### TASK TO CARRY OUT
Please reproduce, word for word, the lines in the entries below, starting with the line that contains "x-tick-label: 2022 [913, 624, 944, 639]" and going on through the line that contains "y-axis-title: Prevalence Rate", both of those lines included.

(Layout element entries)
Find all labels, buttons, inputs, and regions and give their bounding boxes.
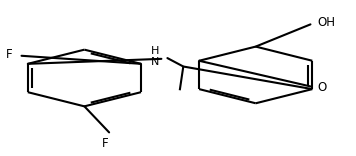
- Text: F: F: [102, 137, 109, 150]
- Text: F: F: [6, 48, 13, 61]
- Text: N: N: [151, 57, 159, 67]
- Text: OH: OH: [318, 16, 335, 29]
- Text: H: H: [151, 46, 159, 56]
- Text: O: O: [318, 81, 327, 95]
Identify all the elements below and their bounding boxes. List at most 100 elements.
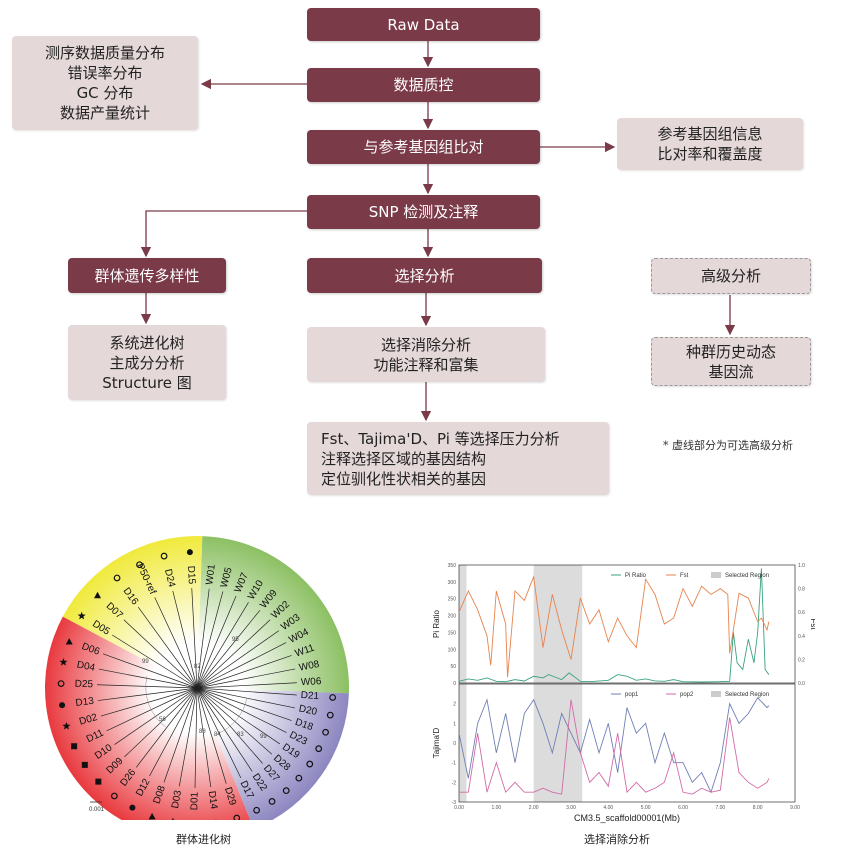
- marker-square-icon: [95, 778, 102, 785]
- tree-branch: [98, 668, 198, 689]
- y2-tick-label: 0.8: [798, 587, 805, 593]
- selection-details: Fst、Tajima'D、Pi 等选择压力分析 注释选择区域的基因结构 定位驯化…: [307, 422, 609, 495]
- series-line-pop1: [458, 697, 770, 794]
- tree-leaf-label: D20: [298, 703, 319, 718]
- x-tick-label: 3.00: [566, 805, 576, 811]
- y2-axis-label: Fst: [809, 618, 815, 630]
- clade-sector-red: [45, 616, 251, 820]
- tree-branch: [172, 590, 198, 689]
- plot-frame: [458, 564, 796, 684]
- marker-open-circle-icon: [322, 728, 329, 736]
- qc-step: 数据质控: [307, 68, 540, 102]
- step-label: 高级分析: [700, 267, 761, 285]
- marker-open-circle-icon: [268, 798, 276, 805]
- series-line-pi-ratio: [458, 568, 770, 683]
- tree-branch: [196, 668, 296, 689]
- marker-filled-circle-icon: [59, 702, 66, 709]
- tree-branch: [196, 687, 273, 755]
- tree-branch: [106, 687, 198, 732]
- tree-branch: [196, 588, 210, 689]
- flow-arrows: [140, 41, 736, 422]
- tree-branch: [124, 687, 198, 758]
- advanced-outputs: 种群历史动态 基因流: [651, 337, 811, 386]
- plot-frame: [458, 683, 796, 803]
- y-axis-label: Pi Ratio: [432, 609, 441, 638]
- tree-branch: [196, 687, 263, 764]
- marker-open-circle-icon: [160, 552, 168, 560]
- tree-branch: [178, 687, 198, 787]
- y-tick-label: 2: [453, 702, 456, 708]
- tree-branch: [123, 619, 198, 689]
- step-label: 数据质控: [393, 76, 454, 94]
- marker-open-circle-icon: [110, 792, 118, 800]
- step-label: Raw Data: [387, 15, 460, 34]
- x-tick-label: 0.00: [454, 805, 464, 811]
- tree-branch: [194, 687, 198, 788]
- marker-star-icon: [171, 817, 174, 820]
- marker-filled-circle-icon: [129, 804, 136, 811]
- bootstrap-value: 88: [199, 729, 206, 735]
- tree-branch: [191, 588, 198, 689]
- legend-swatch: [711, 572, 721, 578]
- tree-branch: [154, 597, 198, 689]
- bootstrap-value: 99: [142, 659, 149, 665]
- tree-branch: [112, 634, 198, 689]
- tree-branch: [97, 687, 198, 701]
- qc-outputs: 测序数据质量分布 错误率分布 GC 分布 数据产量统计: [12, 36, 198, 130]
- output-line: 定位驯化性状相关的基因: [321, 469, 487, 488]
- legend-label: Fst: [680, 573, 689, 579]
- x-tick-label: 5.00: [641, 805, 651, 811]
- tree-branch: [196, 630, 280, 689]
- tree-leaf-label: D25: [75, 679, 94, 691]
- output-line: Structure 图: [102, 373, 192, 392]
- output-line: 比对率和覆盖度: [657, 145, 763, 163]
- output-line: 系统进化树: [109, 333, 185, 352]
- marker-open-circle-icon: [306, 760, 314, 768]
- bootstrap-value: 84: [214, 732, 221, 738]
- tree-branch: [102, 653, 198, 689]
- y-tick-label: 250: [448, 597, 457, 603]
- tree-branch: [196, 591, 224, 689]
- tree-leaf-label: D15: [185, 566, 197, 585]
- bootstrap-arc: [216, 697, 248, 735]
- y-tick-label: 350: [448, 563, 457, 569]
- diversity-outputs: 系统进化树 主成分分析 Structure 图: [68, 325, 226, 400]
- tree-branch: [196, 619, 271, 689]
- legend-label: pop1: [625, 692, 639, 698]
- selective-sweep-chart: 0 50 100 150 200 250 300 350 0.0 0.2 0.4 0.6 0.8 1.0 P…: [432, 563, 815, 823]
- y-tick-label: 300: [448, 580, 457, 586]
- legend-label: Selected Region: [725, 692, 769, 698]
- marker-square-icon: [81, 761, 88, 768]
- tree-branch: [137, 606, 198, 689]
- tree-caption: 群体进化树: [176, 833, 231, 846]
- marker-open-circle-icon: [326, 711, 334, 719]
- x-tick-label: 6.00: [678, 805, 688, 811]
- tree-leaf-label: D02: [78, 712, 99, 728]
- marker-open-circle-icon: [282, 787, 290, 795]
- selected-region: [533, 565, 583, 683]
- y-tick-label: 100: [448, 647, 457, 653]
- alignment-step: 与参考基因组比对: [307, 130, 540, 164]
- tree-branch: [196, 682, 297, 689]
- tree-branch: [196, 687, 212, 788]
- step-label: SNP 检测及注释: [368, 203, 479, 221]
- clade-sector-purple: [205, 688, 349, 820]
- optional-note: * 虚线部分为可选高级分析: [663, 439, 793, 452]
- output-line: 主成分分析: [109, 353, 185, 372]
- x-tick-label: 1.00: [491, 805, 501, 811]
- output-line: 功能注释和富集: [373, 355, 479, 374]
- tree-branch: [196, 595, 237, 689]
- y-tick-label: -2: [452, 780, 457, 786]
- tree-branch: [100, 687, 198, 717]
- marker-open-circle-icon: [329, 694, 337, 701]
- raw-data-step: Raw Data: [307, 8, 540, 41]
- bootstrap-value: 56: [159, 717, 166, 723]
- bootstrap-arc: [145, 675, 168, 729]
- y-axis-label: Tajima'D: [432, 728, 441, 759]
- y-tick-label: 0: [453, 741, 456, 747]
- marker-open-circle-icon: [295, 774, 303, 782]
- clade-sector-yellow: [62, 536, 203, 678]
- tree-branch: [163, 687, 198, 783]
- marker-triangle-icon: [94, 591, 102, 599]
- tree-leaf-label: D29: [222, 786, 238, 807]
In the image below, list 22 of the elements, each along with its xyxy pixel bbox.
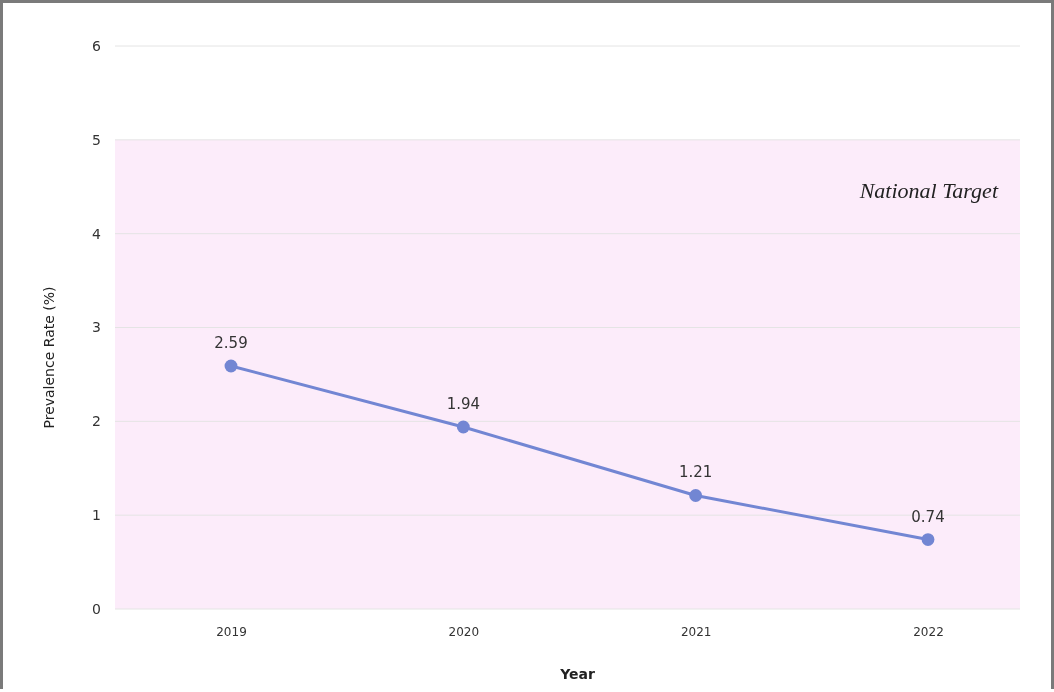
x-tick-label: 2022 [913, 624, 944, 639]
y-tick-label: 0 [92, 600, 101, 617]
data-label: 0.74 [911, 507, 945, 526]
point [456, 420, 470, 434]
y-tick-label: 4 [92, 225, 102, 242]
y-tick-label: 5 [92, 131, 101, 148]
data-label: 1.94 [446, 394, 481, 413]
y-tick-label: 3 [92, 319, 101, 336]
y-tick-label: 1 [92, 507, 101, 524]
y-axis-title: Prevalence Rate (%) [41, 286, 57, 429]
x-tick-label: 2019 [216, 624, 247, 639]
point [224, 359, 238, 373]
x-tick-label: 2020 [448, 624, 480, 639]
point [689, 489, 703, 502]
x-tick-label: 2021 [680, 624, 712, 639]
point [921, 533, 935, 546]
y-tick-label: 6 [92, 37, 102, 54]
x-axis-title: Year [559, 666, 595, 682]
data-label: 2.59 [214, 333, 248, 352]
y-tick-label: 2 [92, 413, 101, 430]
data-label: 1.21 [678, 463, 713, 482]
band-label: National Target [858, 177, 999, 203]
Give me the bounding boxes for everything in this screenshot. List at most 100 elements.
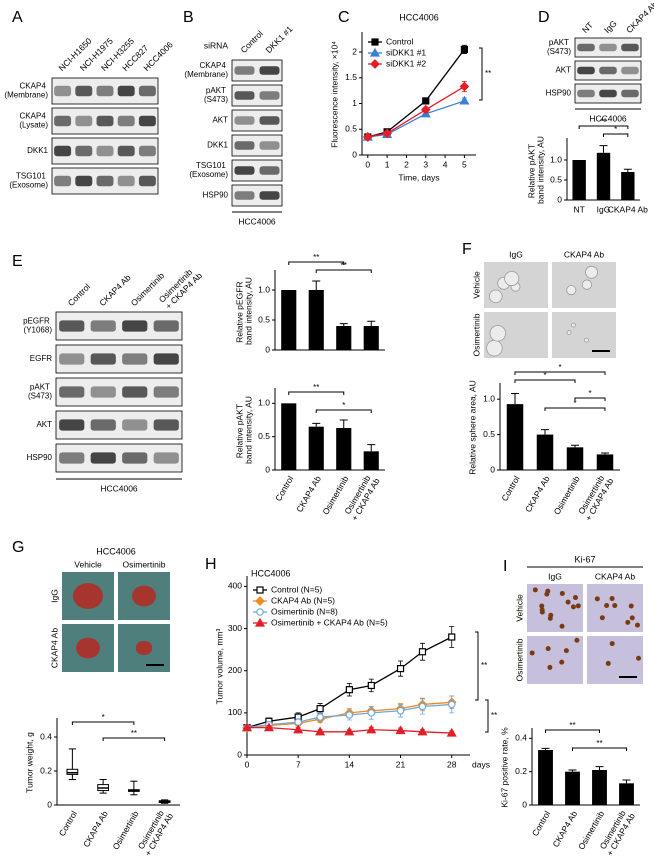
blot-band [59, 353, 85, 365]
blot-strip [231, 59, 283, 82]
error-bar [511, 393, 519, 405]
marker [420, 104, 431, 115]
x-tick-label: 28 [447, 759, 457, 769]
legend-marker [370, 59, 380, 69]
y-tick-label: 0 [265, 464, 270, 474]
sphere [486, 339, 503, 357]
chart-title: HCC4006 [251, 568, 291, 578]
nucleus [575, 603, 581, 609]
lane-label: CKAP4 Ab [97, 272, 133, 308]
blot-band [122, 386, 148, 398]
error-bar [595, 766, 604, 770]
significance-label: * [573, 399, 576, 408]
y-tick-label: 2 [352, 46, 357, 56]
y-tick-label: 200 [228, 665, 242, 675]
bar [596, 454, 614, 470]
sphere [489, 325, 507, 342]
y-tick-label: 0.2 [515, 766, 527, 776]
y-tick-label: 0 [47, 799, 52, 809]
x-tick-label: NT [573, 204, 584, 214]
x-tick-label: IgG [597, 204, 611, 214]
y-tick-label: 0.5 [550, 174, 562, 184]
lane-label: NT [580, 20, 595, 35]
marker [448, 633, 456, 641]
nucleus [609, 596, 615, 602]
blot-band [234, 141, 255, 150]
row-label: CKAP4 (Lysate) [19, 112, 48, 130]
y-tick-label: 100 [228, 707, 242, 717]
blot-band [54, 115, 72, 127]
legend-marker [256, 608, 264, 616]
blot-band [90, 419, 116, 431]
chart-title: HCC4006 [399, 12, 439, 22]
blot-band [577, 89, 595, 98]
box [66, 768, 79, 775]
blot-band [96, 175, 114, 187]
column-label: Vehicle [74, 559, 102, 569]
blot-band [599, 89, 617, 98]
bar [566, 447, 584, 470]
blot-strip [574, 37, 642, 58]
blot-band [90, 452, 116, 464]
blot-band [59, 452, 85, 464]
row-label: CKAP4 (Membrane) [4, 82, 48, 100]
marker [396, 706, 405, 715]
blot-band [96, 145, 114, 157]
error-bar [312, 422, 321, 427]
lane-label: DKK1 #1 [263, 24, 294, 55]
blot-band [138, 145, 156, 157]
column-label: CKAP4 Ab [595, 571, 635, 581]
blot-band [59, 386, 85, 398]
bar [621, 172, 635, 200]
significance-label: * [614, 125, 617, 134]
significance-label: ** [485, 69, 491, 78]
marker [366, 724, 377, 734]
blot-band [138, 175, 156, 187]
blot-strip [231, 184, 283, 207]
x-axis-label: days [472, 759, 490, 769]
x-tick-label: CKAP4 Ab [523, 474, 552, 514]
significance-bracket [603, 133, 629, 137]
grid-title: Ki-67 [574, 554, 595, 564]
x-tick-label: CKAP4 Ab [608, 204, 648, 214]
x-tick-label: 3 [423, 159, 428, 169]
row-label: pAKT (S473) [28, 383, 52, 401]
nucleus [529, 650, 535, 656]
row-label: TSG101 (Exosome) [9, 172, 48, 190]
error-bar [367, 444, 376, 452]
marker [241, 722, 253, 732]
bar [336, 326, 352, 350]
significance-label: ** [600, 117, 606, 126]
y-tick-label: 0.5 [258, 431, 270, 441]
significance-bracket [71, 721, 135, 725]
significance-label: * [543, 371, 546, 380]
nucleus [570, 604, 576, 610]
blot-band [234, 66, 255, 75]
bar [565, 771, 580, 805]
legend-marker [255, 596, 265, 606]
y-tick-label: 1 [352, 98, 357, 108]
significance-label: ** [341, 261, 347, 270]
error-bar [599, 145, 608, 153]
blot-band [75, 175, 93, 187]
x-tick-label: CKAP4 Ab [294, 474, 323, 514]
blot-band [259, 166, 280, 175]
significance-bracket [315, 269, 372, 273]
blot-band [96, 115, 114, 127]
y-tick-label: 1.5 [345, 72, 357, 82]
marker [459, 95, 470, 105]
significance-bracket [572, 747, 627, 751]
row-label: EGFR [30, 354, 52, 363]
blot-band [234, 91, 255, 100]
nucleus [532, 587, 538, 593]
error-bar [571, 444, 579, 448]
blot-band [90, 353, 116, 365]
row-label: AKT [36, 420, 52, 429]
significance-bracket [315, 409, 372, 413]
marker [417, 726, 428, 736]
series-line [367, 85, 465, 138]
marker [382, 128, 392, 139]
marker [316, 713, 324, 721]
significance-bracket [514, 379, 576, 383]
row-label: AKT [555, 66, 571, 75]
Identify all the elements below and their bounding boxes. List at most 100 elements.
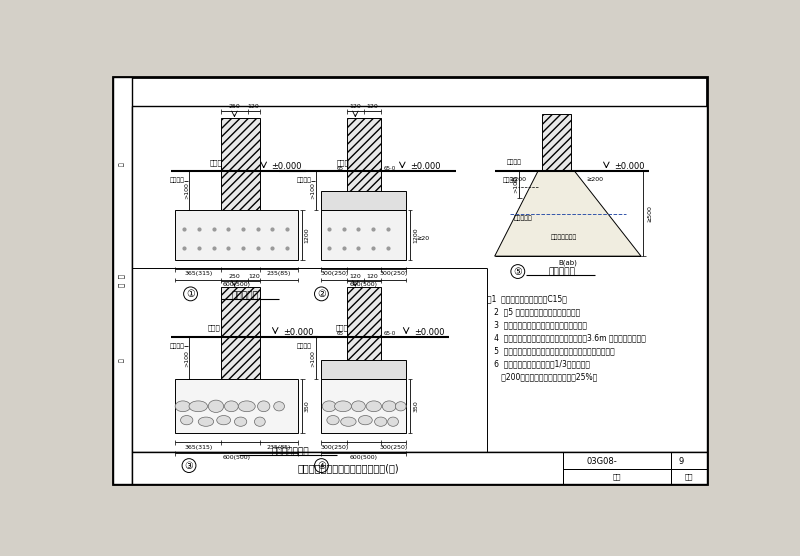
Text: 于200，掺入量不得超过混凝土的25%。: 于200，掺入量不得超过混凝土的25%。 <box>487 373 598 381</box>
Text: 室外地坪: 室外地坪 <box>503 178 518 183</box>
Text: 毛石混凝土基础: 毛石混凝土基础 <box>271 447 309 456</box>
Text: 地下水位线: 地下水位线 <box>514 216 533 221</box>
Text: >100: >100 <box>514 176 518 193</box>
Text: ④: ④ <box>317 460 326 470</box>
Bar <box>113 77 132 484</box>
Text: 1200: 1200 <box>305 227 310 243</box>
Text: 混凝土基础: 混凝土基础 <box>231 292 258 301</box>
Circle shape <box>314 287 328 301</box>
Text: 室外地坪: 室外地坪 <box>297 344 311 349</box>
Ellipse shape <box>366 401 382 411</box>
Ellipse shape <box>175 401 190 411</box>
Text: ±0.000: ±0.000 <box>414 328 444 337</box>
Text: 120: 120 <box>249 274 260 279</box>
Circle shape <box>511 265 525 279</box>
Text: 350: 350 <box>305 400 310 412</box>
Text: 防潮层: 防潮层 <box>337 159 350 166</box>
Text: 2  砌5 皮后不抹砂浆而直接回填粘土。: 2 砌5 皮后不抹砂浆而直接回填粘土。 <box>487 307 580 316</box>
Text: ±0.000: ±0.000 <box>283 328 314 337</box>
Ellipse shape <box>334 401 351 411</box>
Circle shape <box>182 459 196 473</box>
Text: 防潮层: 防潮层 <box>336 325 349 331</box>
Bar <box>222 287 260 379</box>
Text: ①: ① <box>186 289 195 299</box>
Text: 365(315): 365(315) <box>184 445 212 450</box>
Text: 65·0: 65·0 <box>384 331 396 336</box>
Ellipse shape <box>341 417 356 426</box>
Text: 页次: 页次 <box>685 473 693 480</box>
Text: 120: 120 <box>366 274 378 279</box>
Bar <box>322 210 406 260</box>
Ellipse shape <box>274 401 285 411</box>
Text: >100: >100 <box>310 350 315 366</box>
Ellipse shape <box>225 401 238 411</box>
Text: 3  搭接长度按设规定尺寸由具体工程确定。: 3 搭接长度按设规定尺寸由具体工程确定。 <box>487 320 587 329</box>
Text: 350: 350 <box>413 400 418 412</box>
Bar <box>671 453 707 469</box>
Text: 235(85): 235(85) <box>267 271 291 276</box>
Text: 1200: 1200 <box>413 227 418 243</box>
Text: 300(250): 300(250) <box>320 271 348 276</box>
Ellipse shape <box>208 400 224 413</box>
Text: >100: >100 <box>184 182 189 199</box>
Bar <box>222 117 260 210</box>
Bar <box>175 379 298 433</box>
Text: 120: 120 <box>366 105 378 110</box>
Ellipse shape <box>181 415 193 425</box>
Text: 防潮层: 防潮层 <box>210 159 222 166</box>
Ellipse shape <box>351 401 366 411</box>
Text: 砖墙混凝土、毛石混凝土基础断面(二): 砖墙混凝土、毛石混凝土基础断面(二) <box>298 464 399 474</box>
Bar <box>542 113 571 171</box>
Ellipse shape <box>395 401 406 411</box>
Text: ③: ③ <box>185 460 194 470</box>
Text: 65: 65 <box>337 166 344 171</box>
Text: 120: 120 <box>350 105 362 110</box>
Bar <box>563 453 707 484</box>
Text: ②: ② <box>317 289 326 299</box>
Text: ⑤: ⑤ <box>514 266 522 276</box>
Ellipse shape <box>382 401 396 411</box>
Text: 防潮层: 防潮层 <box>207 325 220 331</box>
Text: 图: 图 <box>119 358 125 362</box>
Bar <box>132 453 563 484</box>
Bar <box>322 360 406 379</box>
Bar <box>347 287 381 379</box>
Text: ±0.000: ±0.000 <box>271 162 302 171</box>
Text: >100: >100 <box>310 182 315 199</box>
Bar <box>563 469 671 484</box>
Text: 600(500): 600(500) <box>222 455 250 460</box>
Text: 6  毛石尺寸不应大于基宽的1/3，且不得大: 6 毛石尺寸不应大于基宽的1/3，且不得大 <box>487 359 590 369</box>
Text: 图  集: 图 集 <box>118 274 126 287</box>
Text: ≥200: ≥200 <box>510 177 526 182</box>
Ellipse shape <box>374 417 387 426</box>
Ellipse shape <box>327 415 339 425</box>
Ellipse shape <box>198 417 214 426</box>
Text: 600(500): 600(500) <box>350 282 378 287</box>
Ellipse shape <box>358 415 372 425</box>
Text: 室外地坪: 室外地坪 <box>506 160 522 165</box>
Polygon shape <box>494 171 641 256</box>
Text: 图: 图 <box>119 162 125 166</box>
Text: 120: 120 <box>350 274 362 279</box>
Text: 9: 9 <box>678 457 684 466</box>
Bar <box>671 469 707 484</box>
Bar <box>175 210 298 260</box>
Bar <box>132 106 707 453</box>
Ellipse shape <box>258 401 270 411</box>
Text: 图号: 图号 <box>613 473 622 480</box>
Bar <box>563 453 671 469</box>
Text: 250: 250 <box>229 105 240 110</box>
Bar <box>322 191 406 210</box>
Text: 5  基础墙及其余各部构件的混凝土强度等级均中查表求。: 5 基础墙及其余各部构件的混凝土强度等级均中查表求。 <box>487 346 614 355</box>
Text: 600(500): 600(500) <box>350 455 378 460</box>
Circle shape <box>184 287 198 301</box>
Text: 粗砂或砂砾垫层: 粗砂或砂砾垫层 <box>551 234 577 240</box>
Text: 65·0: 65·0 <box>384 166 396 171</box>
Text: 4  本图基底宽度使用于基宽和层尺寸不大于3.6m 的单层砖砌房屋。: 4 本图基底宽度使用于基宽和层尺寸不大于3.6m 的单层砖砌房屋。 <box>487 333 646 342</box>
Text: 室外地坪: 室外地坪 <box>170 344 184 349</box>
Text: ≥20: ≥20 <box>416 236 430 241</box>
Ellipse shape <box>322 401 336 411</box>
Text: 235(85): 235(85) <box>267 445 291 450</box>
Text: >100: >100 <box>184 350 189 366</box>
Ellipse shape <box>238 401 255 411</box>
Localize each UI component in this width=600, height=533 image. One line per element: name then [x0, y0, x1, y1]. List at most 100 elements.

### FULL OUTPUT
x-tick-label: 2022 [913, 624, 944, 639]
y-tick-label: 0 [92, 600, 101, 617]
data-label: 0.74 [911, 507, 945, 526]
point [456, 420, 470, 434]
y-tick-label: 4 [92, 225, 102, 242]
y-tick-label: 5 [92, 131, 101, 148]
data-label: 1.94 [446, 394, 481, 413]
y-tick-label: 3 [92, 319, 101, 336]
y-tick-label: 1 [92, 507, 101, 524]
y-axis-title: Prevalence Rate (%) [41, 286, 57, 429]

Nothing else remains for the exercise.